* **PROBLEM TO WORK ON**
The data must be written out once more, precisely as given.

* **DATA SHOWN**

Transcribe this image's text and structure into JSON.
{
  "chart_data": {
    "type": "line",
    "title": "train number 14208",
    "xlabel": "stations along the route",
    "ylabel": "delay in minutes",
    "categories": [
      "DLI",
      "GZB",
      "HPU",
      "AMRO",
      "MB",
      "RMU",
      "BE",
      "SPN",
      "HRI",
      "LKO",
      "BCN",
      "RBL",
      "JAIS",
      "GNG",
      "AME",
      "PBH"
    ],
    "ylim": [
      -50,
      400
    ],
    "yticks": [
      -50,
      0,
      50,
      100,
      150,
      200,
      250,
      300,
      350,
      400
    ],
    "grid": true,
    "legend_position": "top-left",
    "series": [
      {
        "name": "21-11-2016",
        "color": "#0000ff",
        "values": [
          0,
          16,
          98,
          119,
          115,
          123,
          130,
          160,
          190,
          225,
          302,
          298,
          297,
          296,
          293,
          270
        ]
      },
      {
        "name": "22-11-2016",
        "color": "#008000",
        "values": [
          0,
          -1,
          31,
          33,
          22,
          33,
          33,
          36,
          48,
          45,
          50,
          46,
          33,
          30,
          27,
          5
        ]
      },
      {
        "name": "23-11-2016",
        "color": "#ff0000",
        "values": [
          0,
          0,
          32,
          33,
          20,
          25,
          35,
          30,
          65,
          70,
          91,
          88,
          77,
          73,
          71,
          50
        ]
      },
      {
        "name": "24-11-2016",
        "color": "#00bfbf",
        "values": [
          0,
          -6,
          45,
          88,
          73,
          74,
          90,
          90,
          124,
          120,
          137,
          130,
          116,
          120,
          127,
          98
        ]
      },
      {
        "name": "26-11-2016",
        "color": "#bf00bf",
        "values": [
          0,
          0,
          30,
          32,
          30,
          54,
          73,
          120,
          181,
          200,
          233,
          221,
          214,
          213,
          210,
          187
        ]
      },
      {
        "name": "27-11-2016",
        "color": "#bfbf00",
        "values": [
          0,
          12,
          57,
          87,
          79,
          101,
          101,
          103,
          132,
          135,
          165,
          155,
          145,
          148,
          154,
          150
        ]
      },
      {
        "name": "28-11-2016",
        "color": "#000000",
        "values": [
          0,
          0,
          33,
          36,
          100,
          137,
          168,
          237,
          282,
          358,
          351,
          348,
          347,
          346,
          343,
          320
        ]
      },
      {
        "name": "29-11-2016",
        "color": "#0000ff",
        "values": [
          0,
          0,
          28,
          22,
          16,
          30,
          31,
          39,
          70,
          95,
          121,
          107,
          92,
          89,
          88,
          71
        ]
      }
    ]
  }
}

* **OUTPUT FOR THIS EXERCISE**
Transcribe this image's text and structure into JSON.
{
  "chart_data": {
    "type": "line",
    "title": "train number 14208",
    "xlabel": "stations along the route",
    "ylabel": "delay in minutes",
    "categories": [
      "DLI",
      "GZB",
      "HPU",
      "AMRO",
      "MB",
      "RMU",
      "BE",
      "SPN",
      "HRI",
      "LKO",
      "BCN",
      "RBL",
      "JAIS",
      "GNG",
      "AME",
      "PBH"
    ],
    "ylim": [
      -50,
      400
    ],
    "yticks": [
      -50,
      0,
      50,
      100,
      150,
      200,
      250,
      300,
      350,
      400
    ],
    "grid": true,
    "legend_position": "top-left",
    "series": [
      {
        "name": "21-11-2016",
        "color": "#0000ff",
        "values": [
          0,
          16,
          98,
          119,
          115,
          123,
          130,
          160,
          190,
          225,
          302,
          298,
          297,
          296,
          293,
          270
        ]
      },
      {
        "name": "22-11-2016",
        "color": "#008000",
        "values": [
          0,
          -1,
          31,
          33,
          22,
          33,
          33,
          36,
          48,
          45,
          50,
          46,
          33,
          30,
          27,
          5
        ]
      },
      {
        "name": "23-11-2016",
        "color": "#ff0000",
        "values": [
          0,
          0,
          32,
          33,
          20,
          25,
          35,
          30,
          65,
          70,
          91,
          88,
          77,
          73,
          71,
          50
        ]
      },
      {
        "name": "24-11-2016",
        "color": "#00bfbf",
        "values": [
          0,
          -6,
          45,
          88,
          73,
          74,
          90,
          90,
          124,
          120,
          137,
          130,
          116,
          120,
          127,
          98
        ]
      },
      {
        "name": "26-11-2016",
        "color": "#bf00bf",
        "values": [
          0,
          0,
          30,
          32,
          30,
          54,
          73,
          120,
          181,
          200,
          233,
          221,
          214,
          213,
          210,
          187
        ]
      },
      {
        "name": "27-11-2016",
        "color": "#bfbf00",
        "values": [
          0,
          12,
          57,
          87,
          79,
          101,
          101,
          103,
          132,
          135,
          165,
          155,
          145,
          148,
          154,
          150
        ]
      },
      {
        "name": "28-11-2016",
        "color": "#000000",
        "values": [
          0,
          0,
          33,
          36,
          100,
          137,
          168,
          237,
          282,
          358,
          351,
          348,
          347,
          346,
          343,
          320
        ]
      },
      {
        "name": "29-11-2016",
        "color": "#0000ff",
        "values": [
          0,
          0,
          28,
          22,
          16,
          30,
          31,
          39,
          70,
          95,
          121,
          107,
          92,
          89,
          88,
          71
        ]
      }
    ]
  }
}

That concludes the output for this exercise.